_PROVIDED MATERIAL_:
****************

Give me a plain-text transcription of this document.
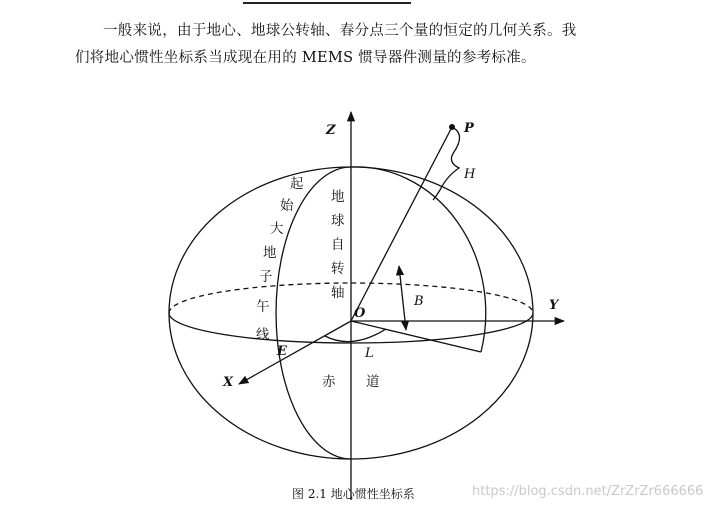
一般来说，由于地心、地球公转轴、春分点三个量的恒定的几何关系。我

们将地心惯性坐标系当成现在用的 MEMS 惯导器件测量的参考标准。

P
H
Z
Y
X
O
B
L
E
起
始
大
地
子
午
线
地
球
自
转
轴
赤 道
图 2.1 地心惯性坐标系	https://blog.csdn.net/ZrZrZr666666
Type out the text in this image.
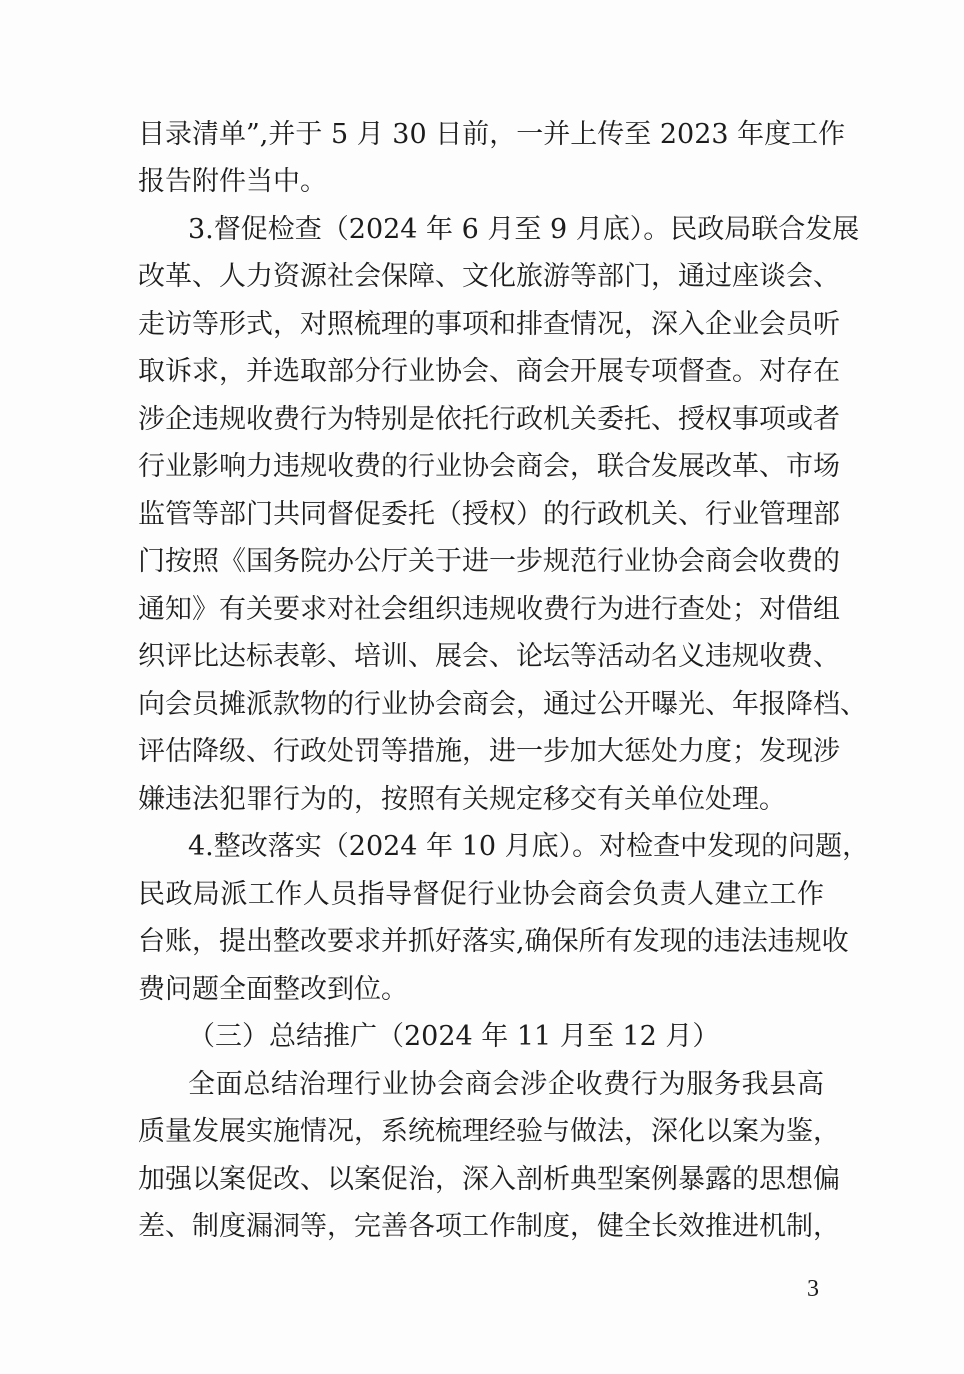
目录清单”,并于 5 月 30 日前，一并上传至 2023 年度工作
报告附件当中。
3.督促检查（2024 年 6 月至 9 月底）。民政局联合发展
改革、人力资源社会保障、文化旅游等部门，通过座谈会、
走访等形式，对照梳理的事项和排查情况，深入企业会员听
取诉求，并选取部分行业协会、商会开展专项督查。对存在
涉企违规收费行为特别是依托行政机关委托、授权事项或者
行业影响力违规收费的行业协会商会，联合发展改革、市场
监管等部门共同督促委托（授权）的行政机关、行业管理部
门按照《国务院办公厅关于进一步规范行业协会商会收费的
通知》有关要求对社会组织违规收费行为进行查处；对借组
织评比达标表彰、培训、展会、论坛等活动名义违规收费、
向会员摊派款物的行业协会商会，通过公开曝光、年报降档、
评估降级、行政处罚等措施，进一步加大惩处力度；发现涉
嫌违法犯罪行为的，按照有关规定移交有关单位处理。
4.整改落实（2024 年 10 月底）。对检查中发现的问题，
民政局派工作人员指导督促行业协会商会负责人建立工作
台账，提出整改要求并抓好落实,确保所有发现的违法违规收
费问题全面整改到位。
（三）总结推广（2024 年 11 月至 12 月）
全面总结治理行业协会商会涉企收费行为服务我县高
质量发展实施情况，系统梳理经验与做法，深化以案为鉴，
加强以案促改、以案促治，深入剖析典型案例暴露的思想偏
差、制度漏洞等，完善各项工作制度，健全长效推进机制，
3
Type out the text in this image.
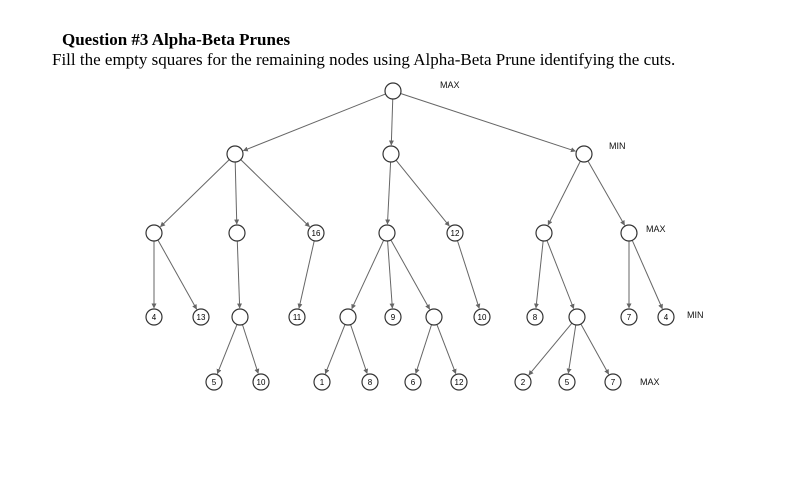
Question #3 Alpha-Beta Prunes
Fill the empty squares for the remaining nodes using Alpha-Beta Prune identifying the cuts.
MAX
MIN
MAX
MIN
MAX
4	13
5	10
16
11
1	8
9
6	12
12
10	8
2	5	7
7	4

****************

_GIVEN TASK_:
With the pictures omitted, reproduce the records in full and exactly.

_EXPECTED ANSWER_:
Give me a plain-text transcription of this document.
一般来说，由于地心、地球公转轴、春分点三个量的恒定的几何关系。我

们将地心惯性坐标系当成现在用的 MEMS 惯导器件测量的参考标准。

P
H
Z
Y
X
O
B
L
E
起
始
大
地
子
午
线
地
球
自
转
轴
赤 道
图 2.1 地心惯性坐标系	https://blog.csdn.net/ZrZrZr666666
Type out the text in this image.
目录清单”,并于 5 月 30 日前，一并上传至 2023 年度工作
报告附件当中。
3.督促检查（2024 年 6 月至 9 月底）。民政局联合发展
改革、人力资源社会保障、文化旅游等部门，通过座谈会、
走访等形式，对照梳理的事项和排查情况，深入企业会员听
取诉求，并选取部分行业协会、商会开展专项督查。对存在
涉企违规收费行为特别是依托行政机关委托、授权事项或者
行业影响力违规收费的行业协会商会，联合发展改革、市场
监管等部门共同督促委托（授权）的行政机关、行业管理部
门按照《国务院办公厅关于进一步规范行业协会商会收费的
通知》有关要求对社会组织违规收费行为进行查处；对借组
织评比达标表彰、培训、展会、论坛等活动名义违规收费、
向会员摊派款物的行业协会商会，通过公开曝光、年报降档、
评估降级、行政处罚等措施，进一步加大惩处力度；发现涉
嫌违法犯罪行为的，按照有关规定移交有关单位处理。
4.整改落实（2024 年 10 月底）。对检查中发现的问题，
民政局派工作人员指导督促行业协会商会负责人建立工作
台账，提出整改要求并抓好落实,确保所有发现的违法违规收
费问题全面整改到位。
（三）总结推广（2024 年 11 月至 12 月）
全面总结治理行业协会商会涉企收费行为服务我县高
质量发展实施情况，系统梳理经验与做法，深化以案为鉴，
加强以案促改、以案促治，深入剖析典型案例暴露的思想偏
差、制度漏洞等，完善各项工作制度，健全长效推进机制，
3
Type out the text in this image.
Question #3 Alpha-Beta Prunes
Fill the empty squares for the remaining nodes using Alpha-Beta Prune identifying the cuts.
MAX
MIN
MAX
MIN
MAX
4	13
5	10
16
11
1	8
9
6	12
12
10	8
2	5	7
7	4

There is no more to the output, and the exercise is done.